— begin Exercise material —

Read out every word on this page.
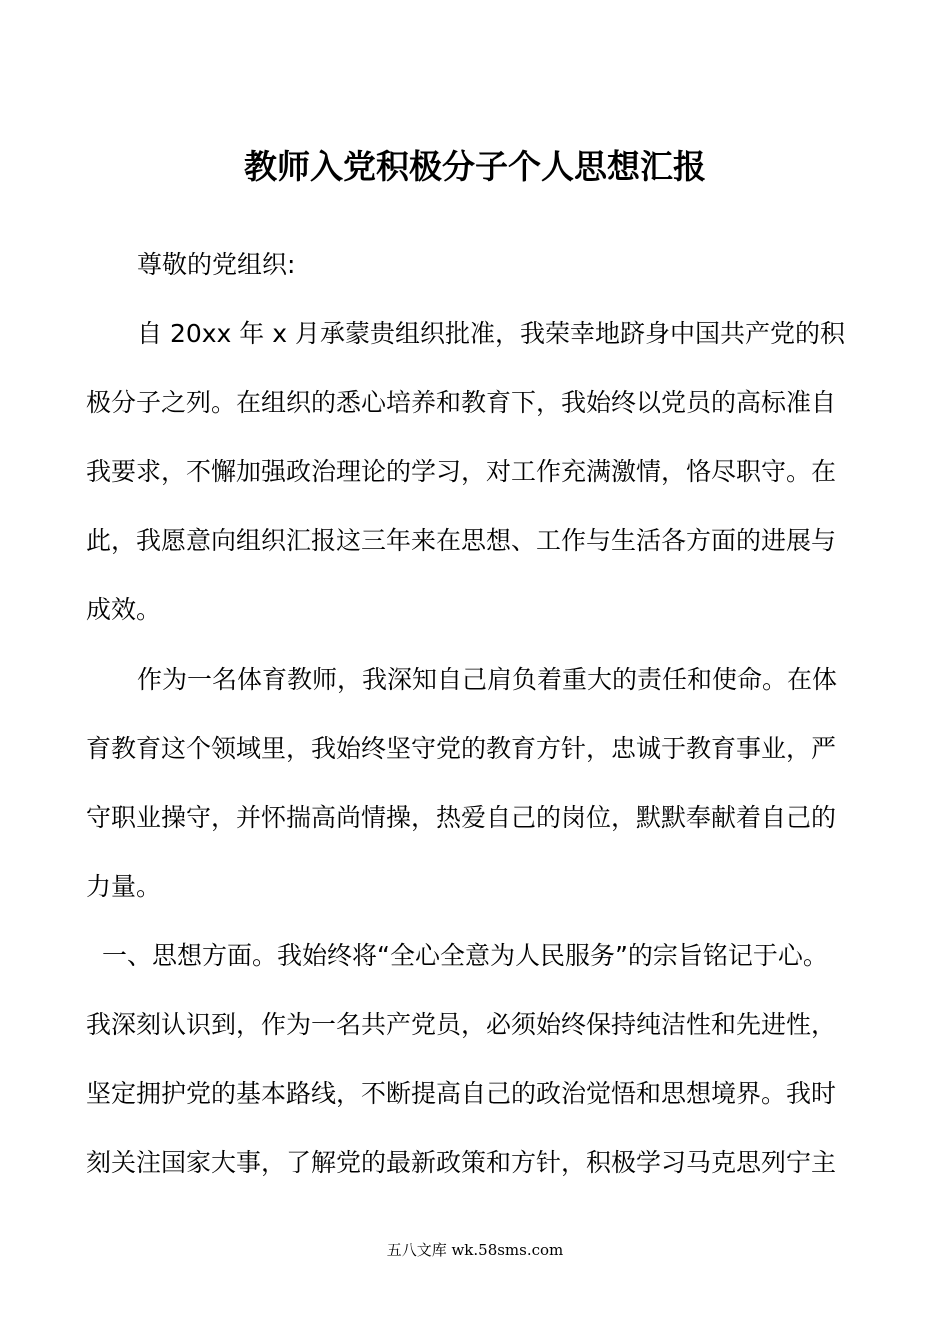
教师入党积极分子个人思想汇报

尊敬的党组织:

自 20xx 年 x 月承蒙贵组织批准，我荣幸地跻身中国共产党的积

极分子之列。在组织的悉心培养和教育下，我始终以党员的高标准自

我要求，不懈加强政治理论的学习，对工作充满激情，恪尽职守。在

此，我愿意向组织汇报这三年来在思想、工作与生活各方面的进展与

成效。

作为一名体育教师，我深知自己肩负着重大的责任和使命。在体

育教育这个领域里，我始终坚守党的教育方针，忠诚于教育事业，严

守职业操守，并怀揣高尚情操，热爱自己的岗位，默默奉献着自己的

力量。

一、思想方面。我始终将“全心全意为人民服务”的宗旨铭记于心。

我深刻认识到，作为一名共产党员，必须始终保持纯洁性和先进性，

坚定拥护党的基本路线，不断提高自己的政治觉悟和思想境界。我时

刻关注国家大事，了解党的最新政策和方针，积极学习马克思列宁主

五八文库 wk.58sms.com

— end Exercise material —

● **What is required**: All entries are to be retyped exactly. Omit any embedded images.

● **Result of the exercise**:
Read out every word on this page.
教师入党积极分子个人思想汇报

尊敬的党组织:

自 20xx 年 x 月承蒙贵组织批准，我荣幸地跻身中国共产党的积

极分子之列。在组织的悉心培养和教育下，我始终以党员的高标准自

我要求，不懈加强政治理论的学习，对工作充满激情，恪尽职守。在

此，我愿意向组织汇报这三年来在思想、工作与生活各方面的进展与

成效。

作为一名体育教师，我深知自己肩负着重大的责任和使命。在体

育教育这个领域里，我始终坚守党的教育方针，忠诚于教育事业，严

守职业操守，并怀揣高尚情操，热爱自己的岗位，默默奉献着自己的

力量。

一、思想方面。我始终将“全心全意为人民服务”的宗旨铭记于心。

我深刻认识到，作为一名共产党员，必须始终保持纯洁性和先进性，

坚定拥护党的基本路线，不断提高自己的政治觉悟和思想境界。我时

刻关注国家大事，了解党的最新政策和方针，积极学习马克思列宁主

五八文库 wk.58sms.com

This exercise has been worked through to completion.